=== Description of the task ===
Repeat the lines below exactly as they appear, but leave out the images.

=== Recorded data ===

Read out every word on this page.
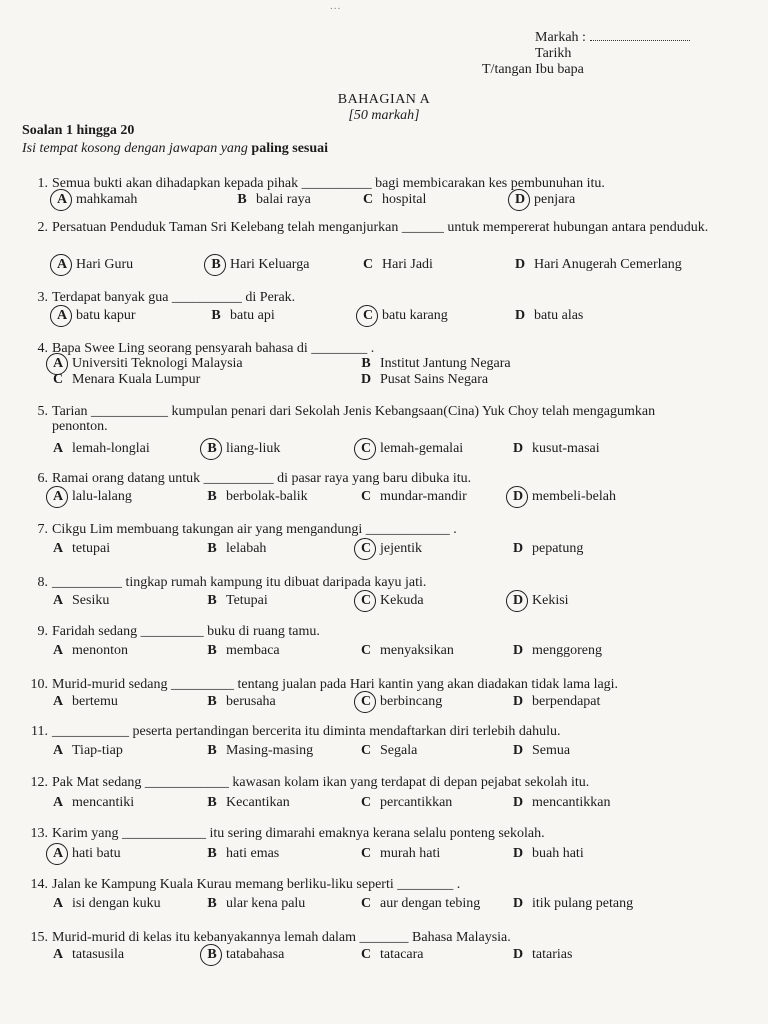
...
Markah :
Tarikh
T/tangan Ibu bapa
BAHAGIAN A
[50 markah]
Soalan 1 hingga 20
Isi tempat kosong dengan jawapan yang paling sesuai
1. Semua bukti akan dihadapkan kepada pihak __________ bagi membicarakan kes pembunuhan itu.
A mahkamah	B balai raya	C hospital	D penjara
2. Persatuan Penduduk Taman Sri Kelebang telah menganjurkan ______ untuk mempererat hubungan antara penduduk.
A Hari Guru	B Hari Keluarga	C Hari Jadi	D Hari Anugerah Cemerlang
3. Terdapat banyak gua __________ di Perak.
A batu kapur	B batu api	C batu karang	D batu alas
4. Bapa Swee Ling seorang pensyarah bahasa di ________ .
A Universiti Teknologi Malaysia	B Institut Jantung Negara
C Menara Kuala Lumpur	D Pusat Sains Negara
5. Tarian ___________ kumpulan penari dari Sekolah Jenis Kebangsaan(Cina) Yuk Choy telah mengagumkan penonton.
A lemah-longlai	B liang-liuk	C lemah-gemalai	D kusut-masai
6. Ramai orang datang untuk __________ di pasar raya yang baru dibuka itu.
A lalu-lalang	B berbolak-balik	C mundar-mandir	D membeli-belah
7. Cikgu Lim membuang takungan air yang mengandungi ____________ .
A tetupai	B lelabah	C jejentik	D pepatung
8. __________ tingkap rumah kampung itu dibuat daripada kayu jati.
A Sesiku	B Tetupai	C Kekuda	D Kekisi
9. Faridah sedang _________ buku di ruang tamu.
A menonton	B membaca	C menyaksikan	D menggoreng
10. Murid-murid sedang _________ tentang jualan pada Hari kantin yang akan diadakan tidak lama lagi.
A bertemu	B berusaha	C berbincang	D berpendapat
11. ___________ peserta pertandingan bercerita itu diminta mendaftarkan diri terlebih dahulu.
A Tiap-tiap	B Masing-masing	C Segala	D Semua
12. Pak Mat sedang ____________ kawasan kolam ikan yang terdapat di depan pejabat sekolah itu.
A mencantiki	B Kecantikan	C percantikkan	D mencantikkan
13. Karim yang ____________ itu sering dimarahi emaknya kerana selalu ponteng sekolah.
A hati batu	B hati emas	C murah hati	D buah hati
14. Jalan ke Kampung Kuala Kurau memang berliku-liku seperti ________ .
A isi dengan kuku	B ular kena palu	C aur dengan tebing	D itik pulang petang
15. Murid-murid di kelas itu kebanyakannya lemah dalam _______ Bahasa Malaysia.
A tatasusila	B tatabahasa	C tatacara	D tatarias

=== Correct response ===
Read out every word on this page.
...
Markah :
Tarikh
T/tangan Ibu bapa
BAHAGIAN A
[50 markah]
Soalan 1 hingga 20
Isi tempat kosong dengan jawapan yang paling sesuai
1. Semua bukti akan dihadapkan kepada pihak __________ bagi membicarakan kes pembunuhan itu.
A mahkamah	B balai raya	C hospital	D penjara
2. Persatuan Penduduk Taman Sri Kelebang telah menganjurkan ______ untuk mempererat hubungan antara penduduk.
A Hari Guru	B Hari Keluarga	C Hari Jadi	D Hari Anugerah Cemerlang
3. Terdapat banyak gua __________ di Perak.
A batu kapur	B batu api	C batu karang	D batu alas
4. Bapa Swee Ling seorang pensyarah bahasa di ________ .
A Universiti Teknologi Malaysia	B Institut Jantung Negara
C Menara Kuala Lumpur	D Pusat Sains Negara
5. Tarian ___________ kumpulan penari dari Sekolah Jenis Kebangsaan(Cina) Yuk Choy telah mengagumkan penonton.
A lemah-longlai	B liang-liuk	C lemah-gemalai	D kusut-masai
6. Ramai orang datang untuk __________ di pasar raya yang baru dibuka itu.
A lalu-lalang	B berbolak-balik	C mundar-mandir	D membeli-belah
7. Cikgu Lim membuang takungan air yang mengandungi ____________ .
A tetupai	B lelabah	C jejentik	D pepatung
8. __________ tingkap rumah kampung itu dibuat daripada kayu jati.
A Sesiku	B Tetupai	C Kekuda	D Kekisi
9. Faridah sedang _________ buku di ruang tamu.
A menonton	B membaca	C menyaksikan	D menggoreng
10. Murid-murid sedang _________ tentang jualan pada Hari kantin yang akan diadakan tidak lama lagi.
A bertemu	B berusaha	C berbincang	D berpendapat
11. ___________ peserta pertandingan bercerita itu diminta mendaftarkan diri terlebih dahulu.
A Tiap-tiap	B Masing-masing	C Segala	D Semua
12. Pak Mat sedang ____________ kawasan kolam ikan yang terdapat di depan pejabat sekolah itu.
A mencantiki	B Kecantikan	C percantikkan	D mencantikkan
13. Karim yang ____________ itu sering dimarahi emaknya kerana selalu ponteng sekolah.
A hati batu	B hati emas	C murah hati	D buah hati
14. Jalan ke Kampung Kuala Kurau memang berliku-liku seperti ________ .
A isi dengan kuku	B ular kena palu	C aur dengan tebing	D itik pulang petang
15. Murid-murid di kelas itu kebanyakannya lemah dalam _______ Bahasa Malaysia.
A tatasusila	B tatabahasa	C tatacara	D tatarias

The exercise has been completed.